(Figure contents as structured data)
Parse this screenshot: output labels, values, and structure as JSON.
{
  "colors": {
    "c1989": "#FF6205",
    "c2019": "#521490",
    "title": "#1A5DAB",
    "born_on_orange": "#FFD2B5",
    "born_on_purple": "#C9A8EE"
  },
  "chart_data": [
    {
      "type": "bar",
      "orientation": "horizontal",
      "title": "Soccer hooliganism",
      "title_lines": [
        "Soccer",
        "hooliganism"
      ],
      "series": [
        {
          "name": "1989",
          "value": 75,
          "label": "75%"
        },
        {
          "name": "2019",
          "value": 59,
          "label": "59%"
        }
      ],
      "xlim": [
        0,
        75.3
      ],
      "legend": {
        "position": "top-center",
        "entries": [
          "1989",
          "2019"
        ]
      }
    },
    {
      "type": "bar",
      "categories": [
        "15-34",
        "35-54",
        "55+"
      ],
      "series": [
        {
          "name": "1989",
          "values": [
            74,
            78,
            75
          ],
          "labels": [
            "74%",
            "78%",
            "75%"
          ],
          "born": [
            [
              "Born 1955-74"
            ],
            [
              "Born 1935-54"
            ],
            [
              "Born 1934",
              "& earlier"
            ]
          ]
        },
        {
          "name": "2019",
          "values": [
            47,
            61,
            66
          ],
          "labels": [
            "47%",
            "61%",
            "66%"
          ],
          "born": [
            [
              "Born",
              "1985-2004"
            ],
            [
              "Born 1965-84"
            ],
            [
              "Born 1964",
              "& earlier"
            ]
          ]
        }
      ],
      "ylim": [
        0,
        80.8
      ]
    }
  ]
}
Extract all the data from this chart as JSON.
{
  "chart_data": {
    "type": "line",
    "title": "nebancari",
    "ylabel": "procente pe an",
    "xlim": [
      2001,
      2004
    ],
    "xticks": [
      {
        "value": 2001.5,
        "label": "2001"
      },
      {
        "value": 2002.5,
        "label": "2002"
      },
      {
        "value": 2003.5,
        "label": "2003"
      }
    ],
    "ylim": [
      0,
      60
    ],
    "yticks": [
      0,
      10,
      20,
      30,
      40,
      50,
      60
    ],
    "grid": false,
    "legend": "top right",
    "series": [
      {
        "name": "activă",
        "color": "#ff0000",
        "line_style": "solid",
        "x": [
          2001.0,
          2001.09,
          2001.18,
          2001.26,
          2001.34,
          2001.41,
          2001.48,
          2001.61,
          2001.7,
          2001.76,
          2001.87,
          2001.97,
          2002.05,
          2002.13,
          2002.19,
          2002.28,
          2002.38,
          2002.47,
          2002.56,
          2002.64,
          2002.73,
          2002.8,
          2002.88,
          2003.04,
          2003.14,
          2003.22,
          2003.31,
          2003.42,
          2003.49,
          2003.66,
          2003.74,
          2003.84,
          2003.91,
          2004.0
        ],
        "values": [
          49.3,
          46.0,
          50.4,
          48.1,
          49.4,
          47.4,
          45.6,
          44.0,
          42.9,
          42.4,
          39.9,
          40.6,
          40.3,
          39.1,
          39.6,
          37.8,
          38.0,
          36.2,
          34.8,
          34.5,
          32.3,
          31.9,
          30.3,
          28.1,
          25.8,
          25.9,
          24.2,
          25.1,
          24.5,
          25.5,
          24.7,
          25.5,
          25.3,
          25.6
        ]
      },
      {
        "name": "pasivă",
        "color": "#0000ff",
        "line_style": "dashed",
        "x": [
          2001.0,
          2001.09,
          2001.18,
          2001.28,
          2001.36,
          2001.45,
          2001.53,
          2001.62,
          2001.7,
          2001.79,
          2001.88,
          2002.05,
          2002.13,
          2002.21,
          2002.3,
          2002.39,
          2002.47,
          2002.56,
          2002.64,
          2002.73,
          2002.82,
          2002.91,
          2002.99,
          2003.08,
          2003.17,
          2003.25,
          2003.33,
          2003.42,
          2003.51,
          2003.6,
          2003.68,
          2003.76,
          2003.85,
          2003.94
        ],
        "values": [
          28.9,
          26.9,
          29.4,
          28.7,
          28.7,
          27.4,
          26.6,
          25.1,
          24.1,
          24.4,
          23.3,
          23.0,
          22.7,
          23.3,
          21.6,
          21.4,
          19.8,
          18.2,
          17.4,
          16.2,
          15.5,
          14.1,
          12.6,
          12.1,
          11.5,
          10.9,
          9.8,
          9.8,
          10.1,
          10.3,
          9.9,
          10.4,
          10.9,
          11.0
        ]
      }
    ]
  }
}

**SET EXERCISE**
Each entry above is to be quoted exactly.

**OUTPUT FOR THIS EXERCISE**
Parse this screenshot: output labels, values, and structure as JSON.
{
  "colors": {
    "c1989": "#FF6205",
    "c2019": "#521490",
    "title": "#1A5DAB",
    "born_on_orange": "#FFD2B5",
    "born_on_purple": "#C9A8EE"
  },
  "chart_data": [
    {
      "type": "bar",
      "orientation": "horizontal",
      "title": "Soccer hooliganism",
      "title_lines": [
        "Soccer",
        "hooliganism"
      ],
      "series": [
        {
          "name": "1989",
          "value": 75,
          "label": "75%"
        },
        {
          "name": "2019",
          "value": 59,
          "label": "59%"
        }
      ],
      "xlim": [
        0,
        75.3
      ],
      "legend": {
        "position": "top-center",
        "entries": [
          "1989",
          "2019"
        ]
      }
    },
    {
      "type": "bar",
      "categories": [
        "15-34",
        "35-54",
        "55+"
      ],
      "series": [
        {
          "name": "1989",
          "values": [
            74,
            78,
            75
          ],
          "labels": [
            "74%",
            "78%",
            "75%"
          ],
          "born": [
            [
              "Born 1955-74"
            ],
            [
              "Born 1935-54"
            ],
            [
              "Born 1934",
              "& earlier"
            ]
          ]
        },
        {
          "name": "2019",
          "values": [
            47,
            61,
            66
          ],
          "labels": [
            "47%",
            "61%",
            "66%"
          ],
          "born": [
            [
              "Born",
              "1985-2004"
            ],
            [
              "Born 1965-84"
            ],
            [
              "Born 1964",
              "& earlier"
            ]
          ]
        }
      ],
      "ylim": [
        0,
        80.8
      ]
    }
  ]
}
Extract all the data from this chart as JSON.
{
  "chart_data": {
    "type": "line",
    "title": "nebancari",
    "ylabel": "procente pe an",
    "xlim": [
      2001,
      2004
    ],
    "xticks": [
      {
        "value": 2001.5,
        "label": "2001"
      },
      {
        "value": 2002.5,
        "label": "2002"
      },
      {
        "value": 2003.5,
        "label": "2003"
      }
    ],
    "ylim": [
      0,
      60
    ],
    "yticks": [
      0,
      10,
      20,
      30,
      40,
      50,
      60
    ],
    "grid": false,
    "legend": "top right",
    "series": [
      {
        "name": "activă",
        "color": "#ff0000",
        "line_style": "solid",
        "x": [
          2001.0,
          2001.09,
          2001.18,
          2001.26,
          2001.34,
          2001.41,
          2001.48,
          2001.61,
          2001.7,
          2001.76,
          2001.87,
          2001.97,
          2002.05,
          2002.13,
          2002.19,
          2002.28,
          2002.38,
          2002.47,
          2002.56,
          2002.64,
          2002.73,
          2002.8,
          2002.88,
          2003.04,
          2003.14,
          2003.22,
          2003.31,
          2003.42,
          2003.49,
          2003.66,
          2003.74,
          2003.84,
          2003.91,
          2004.0
        ],
        "values": [
          49.3,
          46.0,
          50.4,
          48.1,
          49.4,
          47.4,
          45.6,
          44.0,
          42.9,
          42.4,
          39.9,
          40.6,
          40.3,
          39.1,
          39.6,
          37.8,
          38.0,
          36.2,
          34.8,
          34.5,
          32.3,
          31.9,
          30.3,
          28.1,
          25.8,
          25.9,
          24.2,
          25.1,
          24.5,
          25.5,
          24.7,
          25.5,
          25.3,
          25.6
        ]
      },
      {
        "name": "pasivă",
        "color": "#0000ff",
        "line_style": "dashed",
        "x": [
          2001.0,
          2001.09,
          2001.18,
          2001.28,
          2001.36,
          2001.45,
          2001.53,
          2001.62,
          2001.7,
          2001.79,
          2001.88,
          2002.05,
          2002.13,
          2002.21,
          2002.3,
          2002.39,
          2002.47,
          2002.56,
          2002.64,
          2002.73,
          2002.82,
          2002.91,
          2002.99,
          2003.08,
          2003.17,
          2003.25,
          2003.33,
          2003.42,
          2003.51,
          2003.6,
          2003.68,
          2003.76,
          2003.85,
          2003.94
        ],
        "values": [
          28.9,
          26.9,
          29.4,
          28.7,
          28.7,
          27.4,
          26.6,
          25.1,
          24.1,
          24.4,
          23.3,
          23.0,
          22.7,
          23.3,
          21.6,
          21.4,
          19.8,
          18.2,
          17.4,
          16.2,
          15.5,
          14.1,
          12.6,
          12.1,
          11.5,
          10.9,
          9.8,
          9.8,
          10.1,
          10.3,
          9.9,
          10.4,
          10.9,
          11.0
        ]
      }
    ]
  }
}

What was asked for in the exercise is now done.